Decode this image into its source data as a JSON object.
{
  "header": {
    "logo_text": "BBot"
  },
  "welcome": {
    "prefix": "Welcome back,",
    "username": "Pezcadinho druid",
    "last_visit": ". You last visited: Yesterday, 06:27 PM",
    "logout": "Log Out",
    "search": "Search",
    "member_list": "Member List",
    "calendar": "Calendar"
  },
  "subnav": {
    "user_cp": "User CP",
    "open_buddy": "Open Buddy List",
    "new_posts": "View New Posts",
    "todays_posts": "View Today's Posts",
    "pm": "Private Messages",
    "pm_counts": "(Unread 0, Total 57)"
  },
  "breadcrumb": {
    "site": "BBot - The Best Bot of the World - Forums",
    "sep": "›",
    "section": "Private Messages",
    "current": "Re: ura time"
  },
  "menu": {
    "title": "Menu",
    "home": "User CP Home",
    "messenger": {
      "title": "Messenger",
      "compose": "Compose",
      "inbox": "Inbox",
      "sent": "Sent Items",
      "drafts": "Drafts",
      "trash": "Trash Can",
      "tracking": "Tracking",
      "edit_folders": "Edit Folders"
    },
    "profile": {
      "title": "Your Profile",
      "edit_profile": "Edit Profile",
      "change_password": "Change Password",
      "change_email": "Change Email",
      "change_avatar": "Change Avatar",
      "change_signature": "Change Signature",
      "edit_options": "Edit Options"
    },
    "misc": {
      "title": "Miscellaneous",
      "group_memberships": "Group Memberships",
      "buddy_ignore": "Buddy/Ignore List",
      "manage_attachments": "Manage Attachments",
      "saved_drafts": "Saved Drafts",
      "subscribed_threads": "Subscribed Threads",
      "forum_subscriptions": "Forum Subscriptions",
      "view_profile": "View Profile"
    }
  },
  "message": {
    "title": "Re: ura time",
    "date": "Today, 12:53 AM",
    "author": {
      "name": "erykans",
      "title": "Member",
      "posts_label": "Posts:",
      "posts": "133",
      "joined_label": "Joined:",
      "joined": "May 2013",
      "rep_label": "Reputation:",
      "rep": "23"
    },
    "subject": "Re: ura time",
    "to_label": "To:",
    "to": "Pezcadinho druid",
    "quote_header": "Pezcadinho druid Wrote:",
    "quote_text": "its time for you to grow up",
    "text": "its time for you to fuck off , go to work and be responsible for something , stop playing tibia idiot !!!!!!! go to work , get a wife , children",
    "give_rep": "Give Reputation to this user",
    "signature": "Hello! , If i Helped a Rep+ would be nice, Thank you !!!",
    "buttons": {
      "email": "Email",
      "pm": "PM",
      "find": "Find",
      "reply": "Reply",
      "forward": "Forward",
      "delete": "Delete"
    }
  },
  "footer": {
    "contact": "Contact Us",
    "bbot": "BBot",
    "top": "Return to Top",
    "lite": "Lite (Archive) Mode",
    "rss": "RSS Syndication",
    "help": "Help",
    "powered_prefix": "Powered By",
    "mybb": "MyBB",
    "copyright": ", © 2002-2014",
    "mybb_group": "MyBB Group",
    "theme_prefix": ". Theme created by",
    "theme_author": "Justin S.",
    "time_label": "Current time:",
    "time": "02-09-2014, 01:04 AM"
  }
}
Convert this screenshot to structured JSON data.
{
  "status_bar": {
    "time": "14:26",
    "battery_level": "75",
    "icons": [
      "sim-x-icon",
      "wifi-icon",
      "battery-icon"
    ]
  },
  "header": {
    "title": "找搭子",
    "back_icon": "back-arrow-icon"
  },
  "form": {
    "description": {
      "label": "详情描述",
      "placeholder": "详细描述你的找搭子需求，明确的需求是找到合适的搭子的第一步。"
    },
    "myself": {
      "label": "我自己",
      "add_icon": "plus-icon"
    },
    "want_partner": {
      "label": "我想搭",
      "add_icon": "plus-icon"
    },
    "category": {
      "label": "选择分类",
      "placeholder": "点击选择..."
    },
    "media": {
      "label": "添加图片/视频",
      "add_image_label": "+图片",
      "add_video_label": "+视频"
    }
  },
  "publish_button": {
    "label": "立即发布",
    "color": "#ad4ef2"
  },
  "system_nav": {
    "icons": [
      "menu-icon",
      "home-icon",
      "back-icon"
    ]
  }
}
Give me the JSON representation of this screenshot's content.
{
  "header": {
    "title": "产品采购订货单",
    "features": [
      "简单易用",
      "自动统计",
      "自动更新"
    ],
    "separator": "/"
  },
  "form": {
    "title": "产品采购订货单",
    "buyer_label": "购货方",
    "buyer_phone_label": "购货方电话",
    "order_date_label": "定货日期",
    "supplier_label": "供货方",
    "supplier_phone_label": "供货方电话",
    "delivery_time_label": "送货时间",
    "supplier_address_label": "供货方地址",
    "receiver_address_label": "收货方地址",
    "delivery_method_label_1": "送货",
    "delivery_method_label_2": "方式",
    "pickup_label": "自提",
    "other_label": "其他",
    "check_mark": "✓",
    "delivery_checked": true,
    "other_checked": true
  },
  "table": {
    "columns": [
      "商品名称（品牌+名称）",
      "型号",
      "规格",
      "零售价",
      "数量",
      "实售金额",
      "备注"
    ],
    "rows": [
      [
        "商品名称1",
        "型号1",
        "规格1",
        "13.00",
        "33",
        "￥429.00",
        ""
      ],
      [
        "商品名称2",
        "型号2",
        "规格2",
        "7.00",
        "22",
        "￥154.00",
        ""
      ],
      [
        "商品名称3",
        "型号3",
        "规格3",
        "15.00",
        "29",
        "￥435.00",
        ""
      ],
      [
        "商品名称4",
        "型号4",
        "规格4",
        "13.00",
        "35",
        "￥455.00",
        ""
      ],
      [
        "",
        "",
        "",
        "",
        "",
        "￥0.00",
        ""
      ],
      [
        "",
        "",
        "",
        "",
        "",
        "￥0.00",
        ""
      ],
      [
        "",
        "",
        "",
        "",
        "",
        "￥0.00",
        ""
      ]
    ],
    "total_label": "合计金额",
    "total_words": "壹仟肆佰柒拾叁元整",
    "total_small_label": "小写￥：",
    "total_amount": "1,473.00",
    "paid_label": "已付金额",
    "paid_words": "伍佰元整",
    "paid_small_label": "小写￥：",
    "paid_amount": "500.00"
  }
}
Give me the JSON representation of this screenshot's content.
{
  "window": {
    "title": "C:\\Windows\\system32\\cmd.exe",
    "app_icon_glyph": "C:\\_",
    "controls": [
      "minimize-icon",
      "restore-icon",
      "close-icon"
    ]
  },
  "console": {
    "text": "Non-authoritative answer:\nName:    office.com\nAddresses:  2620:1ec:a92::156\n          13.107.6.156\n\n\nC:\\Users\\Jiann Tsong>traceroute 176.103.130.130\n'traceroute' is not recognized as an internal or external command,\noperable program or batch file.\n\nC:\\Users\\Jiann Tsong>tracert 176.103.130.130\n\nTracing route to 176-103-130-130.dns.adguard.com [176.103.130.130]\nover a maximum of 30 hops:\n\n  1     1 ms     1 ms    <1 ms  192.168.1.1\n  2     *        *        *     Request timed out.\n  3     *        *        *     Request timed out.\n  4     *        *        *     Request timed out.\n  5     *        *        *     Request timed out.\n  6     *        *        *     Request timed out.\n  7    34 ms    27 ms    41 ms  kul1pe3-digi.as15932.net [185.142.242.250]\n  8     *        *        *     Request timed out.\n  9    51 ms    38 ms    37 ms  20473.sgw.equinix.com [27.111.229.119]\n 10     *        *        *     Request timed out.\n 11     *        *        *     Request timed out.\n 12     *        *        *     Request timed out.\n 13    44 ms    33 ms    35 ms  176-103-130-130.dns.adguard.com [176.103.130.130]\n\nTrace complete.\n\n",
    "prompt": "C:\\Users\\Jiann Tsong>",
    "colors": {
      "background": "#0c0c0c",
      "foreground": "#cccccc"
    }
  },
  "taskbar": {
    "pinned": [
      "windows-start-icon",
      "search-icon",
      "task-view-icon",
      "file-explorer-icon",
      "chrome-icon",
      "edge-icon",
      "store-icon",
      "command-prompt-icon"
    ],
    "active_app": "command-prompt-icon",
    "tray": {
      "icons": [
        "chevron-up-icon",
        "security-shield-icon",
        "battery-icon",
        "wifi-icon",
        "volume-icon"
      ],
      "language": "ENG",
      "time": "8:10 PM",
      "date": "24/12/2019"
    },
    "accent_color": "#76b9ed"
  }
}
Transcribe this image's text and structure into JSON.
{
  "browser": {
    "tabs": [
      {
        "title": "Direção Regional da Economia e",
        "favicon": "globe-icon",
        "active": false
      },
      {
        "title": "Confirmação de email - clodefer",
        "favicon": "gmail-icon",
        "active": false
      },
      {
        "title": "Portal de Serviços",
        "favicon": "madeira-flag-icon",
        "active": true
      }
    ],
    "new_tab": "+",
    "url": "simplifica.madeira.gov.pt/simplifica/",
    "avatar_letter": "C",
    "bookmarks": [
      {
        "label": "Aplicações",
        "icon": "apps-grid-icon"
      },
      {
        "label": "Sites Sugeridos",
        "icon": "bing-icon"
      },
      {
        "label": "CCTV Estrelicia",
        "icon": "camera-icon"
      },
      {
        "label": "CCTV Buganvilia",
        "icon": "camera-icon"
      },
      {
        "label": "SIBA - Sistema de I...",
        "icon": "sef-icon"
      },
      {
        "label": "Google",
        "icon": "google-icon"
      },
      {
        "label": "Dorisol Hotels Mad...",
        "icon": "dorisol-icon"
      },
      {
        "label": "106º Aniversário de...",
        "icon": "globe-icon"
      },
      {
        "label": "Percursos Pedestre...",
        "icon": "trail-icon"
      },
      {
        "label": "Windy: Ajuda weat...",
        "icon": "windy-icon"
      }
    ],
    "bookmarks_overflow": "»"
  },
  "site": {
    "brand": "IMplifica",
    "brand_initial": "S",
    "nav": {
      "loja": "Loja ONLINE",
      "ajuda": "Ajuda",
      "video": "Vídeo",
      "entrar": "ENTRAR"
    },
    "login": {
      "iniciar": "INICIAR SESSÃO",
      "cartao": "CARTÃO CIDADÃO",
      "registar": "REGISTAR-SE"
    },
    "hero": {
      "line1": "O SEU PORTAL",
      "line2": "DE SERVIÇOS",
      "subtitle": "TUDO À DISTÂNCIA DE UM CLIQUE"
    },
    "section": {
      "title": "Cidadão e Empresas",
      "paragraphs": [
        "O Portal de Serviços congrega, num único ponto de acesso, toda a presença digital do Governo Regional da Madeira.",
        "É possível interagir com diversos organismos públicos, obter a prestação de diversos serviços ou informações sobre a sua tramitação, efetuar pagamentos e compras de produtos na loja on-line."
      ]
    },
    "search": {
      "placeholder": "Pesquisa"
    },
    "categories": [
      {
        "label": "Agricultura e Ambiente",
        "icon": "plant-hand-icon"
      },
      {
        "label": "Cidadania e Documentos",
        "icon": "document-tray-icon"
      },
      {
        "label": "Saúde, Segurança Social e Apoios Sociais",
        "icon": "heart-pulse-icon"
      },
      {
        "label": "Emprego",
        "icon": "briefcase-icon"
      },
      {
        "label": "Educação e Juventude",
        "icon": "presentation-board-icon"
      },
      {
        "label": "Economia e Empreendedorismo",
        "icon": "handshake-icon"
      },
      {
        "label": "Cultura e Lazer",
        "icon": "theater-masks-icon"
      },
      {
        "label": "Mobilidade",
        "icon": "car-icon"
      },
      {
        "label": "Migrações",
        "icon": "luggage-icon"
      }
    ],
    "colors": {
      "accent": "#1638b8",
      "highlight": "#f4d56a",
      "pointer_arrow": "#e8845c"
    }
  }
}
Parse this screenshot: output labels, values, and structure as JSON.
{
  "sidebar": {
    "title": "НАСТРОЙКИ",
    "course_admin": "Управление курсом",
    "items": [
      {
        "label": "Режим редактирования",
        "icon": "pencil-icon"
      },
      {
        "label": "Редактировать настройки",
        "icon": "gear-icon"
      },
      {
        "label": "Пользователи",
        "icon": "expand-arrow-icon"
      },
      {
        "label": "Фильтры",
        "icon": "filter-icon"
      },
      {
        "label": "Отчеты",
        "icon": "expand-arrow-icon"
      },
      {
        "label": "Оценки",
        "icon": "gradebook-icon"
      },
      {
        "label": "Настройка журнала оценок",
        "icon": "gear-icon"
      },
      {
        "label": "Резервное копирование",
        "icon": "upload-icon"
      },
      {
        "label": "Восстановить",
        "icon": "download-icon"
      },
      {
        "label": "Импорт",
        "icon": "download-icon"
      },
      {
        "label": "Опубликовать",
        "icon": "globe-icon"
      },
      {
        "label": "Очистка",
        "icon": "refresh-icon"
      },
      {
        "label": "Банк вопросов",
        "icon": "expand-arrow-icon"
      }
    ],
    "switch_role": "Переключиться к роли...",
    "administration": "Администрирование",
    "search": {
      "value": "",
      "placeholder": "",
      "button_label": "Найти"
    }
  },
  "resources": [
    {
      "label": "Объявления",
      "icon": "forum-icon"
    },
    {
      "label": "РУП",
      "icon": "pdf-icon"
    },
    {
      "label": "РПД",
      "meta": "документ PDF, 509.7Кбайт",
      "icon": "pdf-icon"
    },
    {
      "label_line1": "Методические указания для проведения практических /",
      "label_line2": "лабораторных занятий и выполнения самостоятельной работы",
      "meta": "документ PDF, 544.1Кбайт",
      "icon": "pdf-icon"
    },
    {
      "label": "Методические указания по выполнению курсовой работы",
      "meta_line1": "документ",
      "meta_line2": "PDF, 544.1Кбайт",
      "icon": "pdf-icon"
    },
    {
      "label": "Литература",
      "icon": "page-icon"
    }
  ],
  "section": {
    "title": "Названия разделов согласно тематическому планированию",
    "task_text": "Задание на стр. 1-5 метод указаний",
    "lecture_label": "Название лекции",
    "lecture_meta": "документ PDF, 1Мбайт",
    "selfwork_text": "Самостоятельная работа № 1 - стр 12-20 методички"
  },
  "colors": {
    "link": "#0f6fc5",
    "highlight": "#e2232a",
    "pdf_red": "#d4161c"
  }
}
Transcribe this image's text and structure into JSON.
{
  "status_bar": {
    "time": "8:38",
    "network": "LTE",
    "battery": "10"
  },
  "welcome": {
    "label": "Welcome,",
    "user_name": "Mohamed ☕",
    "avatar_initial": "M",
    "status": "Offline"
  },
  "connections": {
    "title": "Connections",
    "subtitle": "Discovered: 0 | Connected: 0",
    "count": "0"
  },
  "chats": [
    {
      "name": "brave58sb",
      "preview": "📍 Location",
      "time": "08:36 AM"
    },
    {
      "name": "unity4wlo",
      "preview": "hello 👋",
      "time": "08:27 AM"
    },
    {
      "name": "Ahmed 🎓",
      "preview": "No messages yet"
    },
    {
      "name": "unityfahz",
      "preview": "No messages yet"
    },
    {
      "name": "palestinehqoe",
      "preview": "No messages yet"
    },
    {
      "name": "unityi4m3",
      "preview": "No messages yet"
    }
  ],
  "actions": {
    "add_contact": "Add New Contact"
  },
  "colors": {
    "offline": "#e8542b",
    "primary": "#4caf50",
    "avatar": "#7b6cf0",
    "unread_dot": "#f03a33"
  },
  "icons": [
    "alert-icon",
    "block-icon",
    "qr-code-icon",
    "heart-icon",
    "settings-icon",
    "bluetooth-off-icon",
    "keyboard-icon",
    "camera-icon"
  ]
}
____
## OBJECTIVE
From the records above, report the count of lines containing "Users" and nothing more.

## EXPECTED OUTPUT
2